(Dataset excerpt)
============================================================
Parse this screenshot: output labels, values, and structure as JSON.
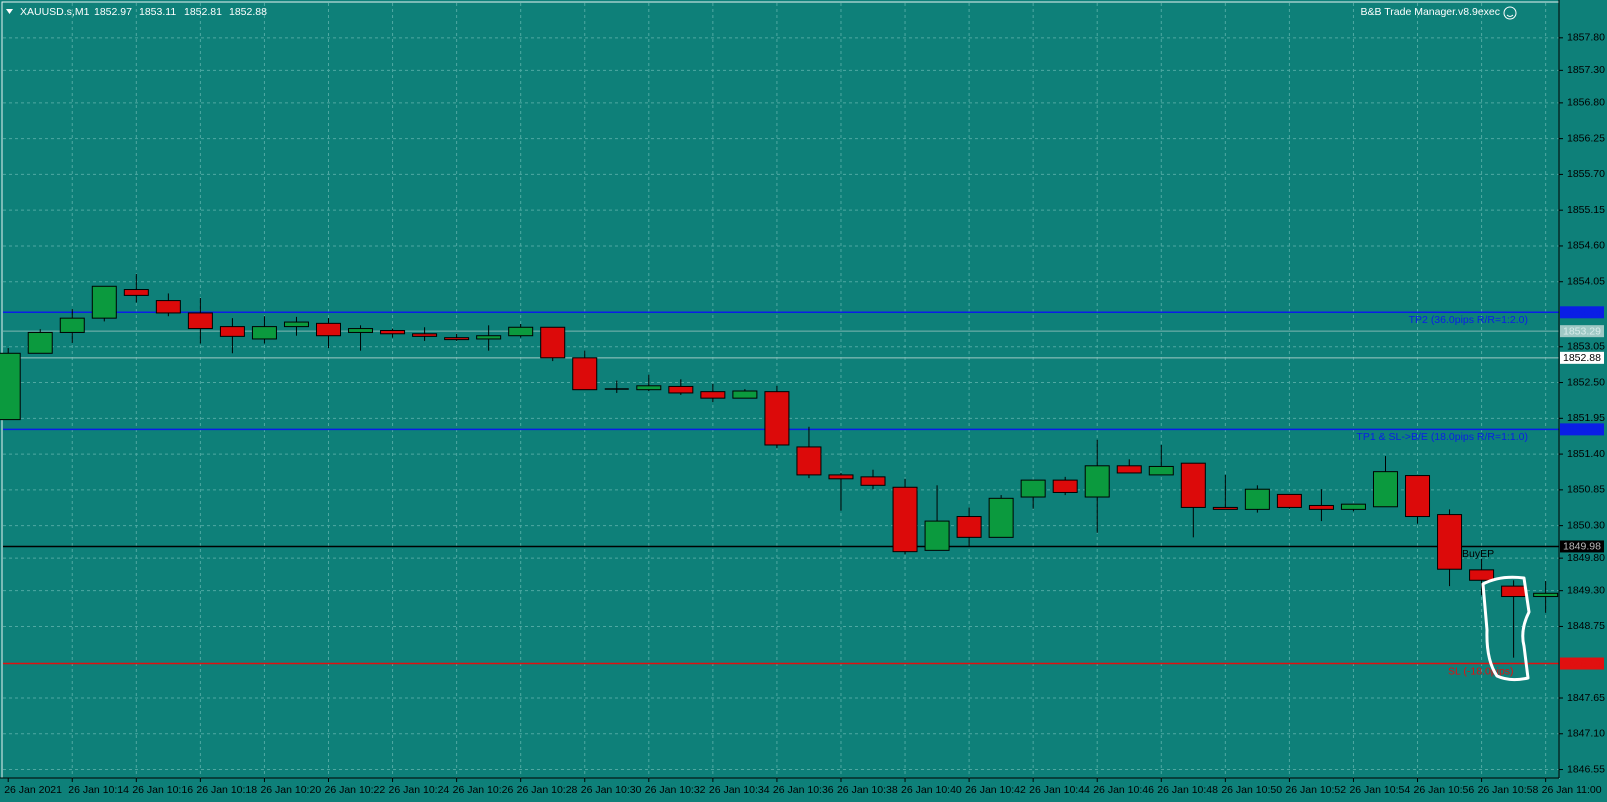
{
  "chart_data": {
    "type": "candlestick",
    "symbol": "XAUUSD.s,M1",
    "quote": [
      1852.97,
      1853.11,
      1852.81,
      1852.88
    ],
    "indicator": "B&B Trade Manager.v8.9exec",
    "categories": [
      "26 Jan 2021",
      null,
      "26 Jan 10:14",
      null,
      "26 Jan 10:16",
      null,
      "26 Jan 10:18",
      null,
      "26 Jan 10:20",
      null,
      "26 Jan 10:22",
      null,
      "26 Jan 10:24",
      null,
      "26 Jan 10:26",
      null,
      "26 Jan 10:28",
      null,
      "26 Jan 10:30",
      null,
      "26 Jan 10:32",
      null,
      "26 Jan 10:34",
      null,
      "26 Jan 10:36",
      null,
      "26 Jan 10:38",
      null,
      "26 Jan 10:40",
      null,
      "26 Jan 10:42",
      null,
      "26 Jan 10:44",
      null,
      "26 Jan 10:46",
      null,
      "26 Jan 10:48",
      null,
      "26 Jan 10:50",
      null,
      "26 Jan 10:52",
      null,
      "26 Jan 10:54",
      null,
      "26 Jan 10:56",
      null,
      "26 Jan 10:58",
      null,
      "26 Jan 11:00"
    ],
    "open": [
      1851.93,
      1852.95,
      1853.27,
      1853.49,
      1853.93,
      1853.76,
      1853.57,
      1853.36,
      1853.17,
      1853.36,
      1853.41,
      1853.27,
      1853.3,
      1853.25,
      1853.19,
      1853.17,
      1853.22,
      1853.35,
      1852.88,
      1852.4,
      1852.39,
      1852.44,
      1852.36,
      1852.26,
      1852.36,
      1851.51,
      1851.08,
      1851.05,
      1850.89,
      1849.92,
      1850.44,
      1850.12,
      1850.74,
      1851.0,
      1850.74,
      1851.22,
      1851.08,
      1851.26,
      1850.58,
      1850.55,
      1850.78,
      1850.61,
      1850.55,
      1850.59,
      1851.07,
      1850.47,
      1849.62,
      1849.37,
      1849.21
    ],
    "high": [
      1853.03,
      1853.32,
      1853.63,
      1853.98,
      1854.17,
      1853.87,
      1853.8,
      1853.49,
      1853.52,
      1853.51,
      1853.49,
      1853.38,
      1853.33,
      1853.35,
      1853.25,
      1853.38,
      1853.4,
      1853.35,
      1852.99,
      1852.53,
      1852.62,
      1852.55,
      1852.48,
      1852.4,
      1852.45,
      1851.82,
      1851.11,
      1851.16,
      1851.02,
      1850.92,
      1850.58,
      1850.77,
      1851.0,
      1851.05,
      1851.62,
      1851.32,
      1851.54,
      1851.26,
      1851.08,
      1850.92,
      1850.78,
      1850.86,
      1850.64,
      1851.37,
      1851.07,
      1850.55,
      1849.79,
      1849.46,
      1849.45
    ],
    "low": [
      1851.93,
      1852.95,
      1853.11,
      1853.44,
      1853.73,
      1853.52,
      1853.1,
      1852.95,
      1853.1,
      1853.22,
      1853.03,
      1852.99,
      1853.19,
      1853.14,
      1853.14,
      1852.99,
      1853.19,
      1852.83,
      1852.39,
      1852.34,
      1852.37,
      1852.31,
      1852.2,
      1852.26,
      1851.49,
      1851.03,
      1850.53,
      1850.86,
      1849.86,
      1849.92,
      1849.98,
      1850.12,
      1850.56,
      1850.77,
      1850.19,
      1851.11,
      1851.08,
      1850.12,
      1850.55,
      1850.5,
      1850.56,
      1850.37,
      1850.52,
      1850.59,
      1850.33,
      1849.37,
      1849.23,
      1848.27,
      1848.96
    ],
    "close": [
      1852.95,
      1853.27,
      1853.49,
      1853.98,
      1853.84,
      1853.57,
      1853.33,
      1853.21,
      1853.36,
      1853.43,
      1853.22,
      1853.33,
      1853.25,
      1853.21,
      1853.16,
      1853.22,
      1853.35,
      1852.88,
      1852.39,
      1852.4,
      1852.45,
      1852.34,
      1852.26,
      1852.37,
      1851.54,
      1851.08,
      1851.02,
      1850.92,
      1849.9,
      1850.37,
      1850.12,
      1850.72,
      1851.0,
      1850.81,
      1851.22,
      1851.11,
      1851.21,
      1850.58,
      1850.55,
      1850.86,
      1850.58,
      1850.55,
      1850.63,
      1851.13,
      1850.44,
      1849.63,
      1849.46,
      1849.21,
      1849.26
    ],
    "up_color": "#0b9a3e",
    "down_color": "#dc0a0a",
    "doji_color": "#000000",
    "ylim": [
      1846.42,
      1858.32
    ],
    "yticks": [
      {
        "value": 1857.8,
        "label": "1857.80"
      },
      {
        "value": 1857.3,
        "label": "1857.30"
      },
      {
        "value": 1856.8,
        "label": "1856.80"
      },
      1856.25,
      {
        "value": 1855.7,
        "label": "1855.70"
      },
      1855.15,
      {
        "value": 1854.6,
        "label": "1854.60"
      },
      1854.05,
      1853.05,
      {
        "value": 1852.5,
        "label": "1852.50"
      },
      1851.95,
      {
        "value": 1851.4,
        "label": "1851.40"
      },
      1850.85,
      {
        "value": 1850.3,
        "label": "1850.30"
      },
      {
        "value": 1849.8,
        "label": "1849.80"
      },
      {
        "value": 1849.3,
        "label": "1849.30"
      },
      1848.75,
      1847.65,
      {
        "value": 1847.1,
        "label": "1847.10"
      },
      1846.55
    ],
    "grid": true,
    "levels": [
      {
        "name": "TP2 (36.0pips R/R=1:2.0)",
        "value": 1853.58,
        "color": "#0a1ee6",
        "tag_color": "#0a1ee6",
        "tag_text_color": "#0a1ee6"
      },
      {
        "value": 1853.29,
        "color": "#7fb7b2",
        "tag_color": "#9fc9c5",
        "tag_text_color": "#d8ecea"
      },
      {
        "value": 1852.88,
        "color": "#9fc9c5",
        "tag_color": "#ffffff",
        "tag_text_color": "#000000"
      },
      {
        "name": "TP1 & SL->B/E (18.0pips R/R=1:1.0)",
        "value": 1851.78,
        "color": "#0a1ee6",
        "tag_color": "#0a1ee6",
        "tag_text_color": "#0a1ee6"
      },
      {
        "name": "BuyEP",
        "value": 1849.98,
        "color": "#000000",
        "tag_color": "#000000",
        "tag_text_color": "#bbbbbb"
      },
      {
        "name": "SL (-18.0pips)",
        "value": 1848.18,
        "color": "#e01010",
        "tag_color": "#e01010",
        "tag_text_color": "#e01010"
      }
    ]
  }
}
============================================================
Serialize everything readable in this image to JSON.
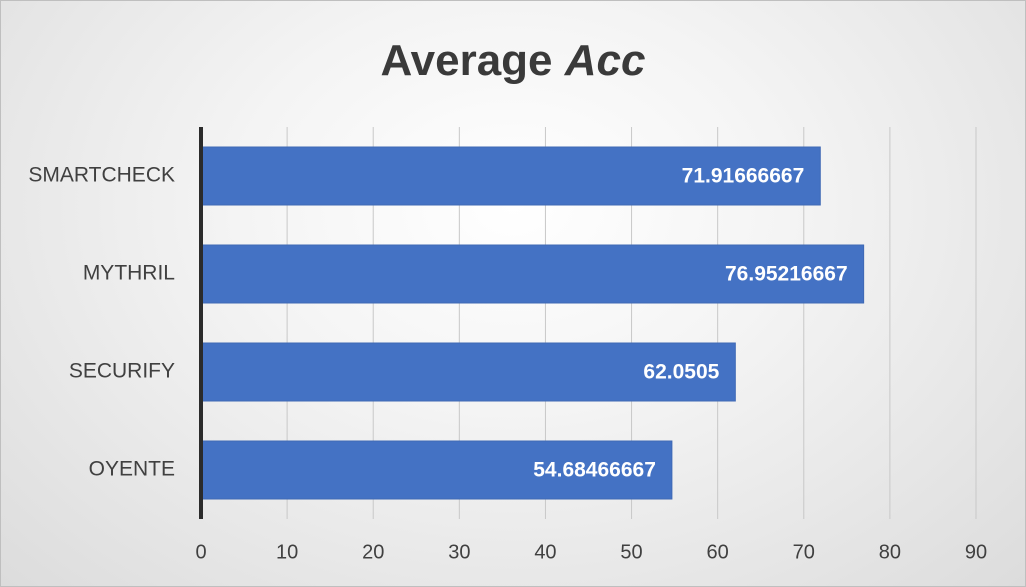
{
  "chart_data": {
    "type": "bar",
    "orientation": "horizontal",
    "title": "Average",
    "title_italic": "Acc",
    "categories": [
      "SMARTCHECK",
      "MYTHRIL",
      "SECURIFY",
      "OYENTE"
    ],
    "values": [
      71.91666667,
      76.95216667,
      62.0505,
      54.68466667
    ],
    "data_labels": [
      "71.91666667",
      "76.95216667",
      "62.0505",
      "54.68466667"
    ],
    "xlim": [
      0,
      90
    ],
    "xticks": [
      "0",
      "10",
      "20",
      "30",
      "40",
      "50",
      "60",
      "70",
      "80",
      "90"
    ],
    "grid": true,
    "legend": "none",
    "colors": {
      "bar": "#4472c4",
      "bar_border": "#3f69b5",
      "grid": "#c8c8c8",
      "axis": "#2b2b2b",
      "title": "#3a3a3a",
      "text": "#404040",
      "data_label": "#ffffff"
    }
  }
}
============================================================
## The problem
Determine the number of lines in the records that include the string "values", and respond with that number only.

## Task response
2